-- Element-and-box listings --
◇ ◇ ◇

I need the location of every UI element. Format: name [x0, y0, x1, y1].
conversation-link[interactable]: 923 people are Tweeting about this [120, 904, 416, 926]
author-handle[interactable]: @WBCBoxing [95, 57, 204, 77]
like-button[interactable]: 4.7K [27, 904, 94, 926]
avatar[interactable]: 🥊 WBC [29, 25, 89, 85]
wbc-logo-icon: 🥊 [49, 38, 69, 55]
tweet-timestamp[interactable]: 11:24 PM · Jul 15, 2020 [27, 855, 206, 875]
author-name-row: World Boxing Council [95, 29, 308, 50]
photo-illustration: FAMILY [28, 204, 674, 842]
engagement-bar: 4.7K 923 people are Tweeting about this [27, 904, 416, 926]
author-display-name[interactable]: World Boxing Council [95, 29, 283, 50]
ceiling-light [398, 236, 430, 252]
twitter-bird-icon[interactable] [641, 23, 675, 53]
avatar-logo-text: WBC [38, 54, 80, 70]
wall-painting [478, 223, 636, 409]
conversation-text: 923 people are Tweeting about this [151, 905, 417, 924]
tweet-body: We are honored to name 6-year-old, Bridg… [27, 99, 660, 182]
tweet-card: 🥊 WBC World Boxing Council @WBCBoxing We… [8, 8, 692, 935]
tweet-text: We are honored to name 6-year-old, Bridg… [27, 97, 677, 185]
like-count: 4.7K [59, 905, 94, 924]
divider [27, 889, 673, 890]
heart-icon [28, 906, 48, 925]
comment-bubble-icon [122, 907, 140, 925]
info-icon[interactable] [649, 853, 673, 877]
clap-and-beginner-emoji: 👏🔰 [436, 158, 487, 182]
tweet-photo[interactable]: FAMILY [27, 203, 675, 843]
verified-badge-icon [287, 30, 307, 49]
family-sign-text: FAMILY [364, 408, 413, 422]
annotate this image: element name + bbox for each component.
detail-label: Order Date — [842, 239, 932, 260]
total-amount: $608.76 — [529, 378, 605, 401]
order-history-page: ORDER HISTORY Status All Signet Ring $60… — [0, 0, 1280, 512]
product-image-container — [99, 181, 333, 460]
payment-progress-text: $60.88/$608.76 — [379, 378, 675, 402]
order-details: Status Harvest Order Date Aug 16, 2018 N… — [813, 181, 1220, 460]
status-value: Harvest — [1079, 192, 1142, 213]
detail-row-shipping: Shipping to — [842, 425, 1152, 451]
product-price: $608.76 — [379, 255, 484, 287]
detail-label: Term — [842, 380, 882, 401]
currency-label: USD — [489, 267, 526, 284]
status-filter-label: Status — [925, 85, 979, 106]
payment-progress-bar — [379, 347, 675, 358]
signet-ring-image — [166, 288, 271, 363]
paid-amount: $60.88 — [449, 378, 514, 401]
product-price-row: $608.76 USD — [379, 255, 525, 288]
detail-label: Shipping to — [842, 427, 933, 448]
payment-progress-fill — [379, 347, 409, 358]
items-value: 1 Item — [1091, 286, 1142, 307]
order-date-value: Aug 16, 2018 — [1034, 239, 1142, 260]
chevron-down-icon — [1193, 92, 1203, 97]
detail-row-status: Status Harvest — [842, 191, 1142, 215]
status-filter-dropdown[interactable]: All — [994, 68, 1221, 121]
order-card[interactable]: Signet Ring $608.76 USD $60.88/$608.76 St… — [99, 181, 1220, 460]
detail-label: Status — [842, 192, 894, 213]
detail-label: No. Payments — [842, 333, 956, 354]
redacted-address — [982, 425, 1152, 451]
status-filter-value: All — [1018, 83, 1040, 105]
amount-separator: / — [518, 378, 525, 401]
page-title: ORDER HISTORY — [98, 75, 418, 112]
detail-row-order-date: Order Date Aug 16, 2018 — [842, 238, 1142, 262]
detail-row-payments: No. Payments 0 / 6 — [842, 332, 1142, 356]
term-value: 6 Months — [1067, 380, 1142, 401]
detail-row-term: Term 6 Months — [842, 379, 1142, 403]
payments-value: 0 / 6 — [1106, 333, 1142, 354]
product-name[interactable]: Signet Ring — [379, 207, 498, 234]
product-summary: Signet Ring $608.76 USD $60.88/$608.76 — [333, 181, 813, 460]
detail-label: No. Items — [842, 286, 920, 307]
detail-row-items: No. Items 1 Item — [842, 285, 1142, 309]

◇ ◇ ◇

-- Problem statement --
Copy every line of the items above without changing anything.

-- Output for this exercise --
I need the location of every UI element. Format: name [x0, y0, x1, y1].
conversation-link[interactable]: 923 people are Tweeting about this [120, 904, 416, 926]
author-handle[interactable]: @WBCBoxing [95, 57, 204, 77]
like-button[interactable]: 4.7K [27, 904, 94, 926]
avatar[interactable]: 🥊 WBC [29, 25, 89, 85]
wbc-logo-icon: 🥊 [49, 38, 69, 55]
tweet-timestamp[interactable]: 11:24 PM · Jul 15, 2020 [27, 855, 206, 875]
author-name-row: World Boxing Council [95, 29, 308, 50]
photo-illustration: FAMILY [28, 204, 674, 842]
engagement-bar: 4.7K 923 people are Tweeting about this [27, 904, 416, 926]
author-display-name[interactable]: World Boxing Council [95, 29, 283, 50]
ceiling-light [398, 236, 430, 252]
twitter-bird-icon[interactable] [641, 23, 675, 53]
avatar-logo-text: WBC [38, 54, 80, 70]
wall-painting [478, 223, 636, 409]
conversation-text: 923 people are Tweeting about this [151, 905, 417, 924]
tweet-body: We are honored to name 6-year-old, Bridg… [27, 99, 660, 182]
tweet-card: 🥊 WBC World Boxing Council @WBCBoxing We… [8, 8, 692, 935]
tweet-text: We are honored to name 6-year-old, Bridg… [27, 97, 677, 185]
like-count: 4.7K [59, 905, 94, 924]
divider [27, 889, 673, 890]
heart-icon [28, 906, 48, 925]
comment-bubble-icon [122, 907, 140, 925]
info-icon[interactable] [649, 853, 673, 877]
clap-and-beginner-emoji: 👏🔰 [436, 158, 487, 182]
tweet-photo[interactable]: FAMILY [27, 203, 675, 843]
verified-badge-icon [287, 30, 307, 49]
family-sign-text: FAMILY [364, 408, 413, 422]
annotate this image: element name + bbox for each component.
detail-label: Order Date — [842, 239, 932, 260]
total-amount: $608.76 — [529, 378, 605, 401]
order-history-page: ORDER HISTORY Status All Signet Ring $60… — [0, 0, 1280, 512]
product-image-container — [99, 181, 333, 460]
payment-progress-text: $60.88/$608.76 — [379, 378, 675, 402]
order-details: Status Harvest Order Date Aug 16, 2018 N… — [813, 181, 1220, 460]
status-value: Harvest — [1079, 192, 1142, 213]
detail-row-shipping: Shipping to — [842, 425, 1152, 451]
product-price: $608.76 — [379, 255, 484, 287]
detail-label: Term — [842, 380, 882, 401]
currency-label: USD — [489, 267, 526, 284]
status-filter-label: Status — [925, 85, 979, 106]
payment-progress-bar — [379, 347, 675, 358]
signet-ring-image — [166, 288, 271, 363]
paid-amount: $60.88 — [449, 378, 514, 401]
product-price-row: $608.76 USD — [379, 255, 525, 288]
detail-label: Shipping to — [842, 427, 933, 448]
payment-progress-fill — [379, 347, 409, 358]
items-value: 1 Item — [1091, 286, 1142, 307]
order-date-value: Aug 16, 2018 — [1034, 239, 1142, 260]
chevron-down-icon — [1193, 92, 1203, 97]
detail-row-status: Status Harvest — [842, 191, 1142, 215]
status-filter-dropdown[interactable]: All — [994, 68, 1221, 121]
order-card[interactable]: Signet Ring $608.76 USD $60.88/$608.76 St… — [99, 181, 1220, 460]
detail-label: Status — [842, 192, 894, 213]
detail-label: No. Payments — [842, 333, 956, 354]
redacted-address — [982, 425, 1152, 451]
status-filter-value: All — [1018, 83, 1040, 105]
amount-separator: / — [518, 378, 525, 401]
page-title: ORDER HISTORY — [98, 75, 418, 112]
detail-row-order-date: Order Date Aug 16, 2018 — [842, 238, 1142, 262]
detail-row-payments: No. Payments 0 / 6 — [842, 332, 1142, 356]
term-value: 6 Months — [1067, 380, 1142, 401]
detail-row-term: Term 6 Months — [842, 379, 1142, 403]
payments-value: 0 / 6 — [1106, 333, 1142, 354]
product-name[interactable]: Signet Ring — [379, 207, 498, 234]
product-summary: Signet Ring $608.76 USD $60.88/$608.76 — [333, 181, 813, 460]
detail-label: No. Items — [842, 286, 920, 307]
detail-row-items: No. Items 1 Item — [842, 285, 1142, 309]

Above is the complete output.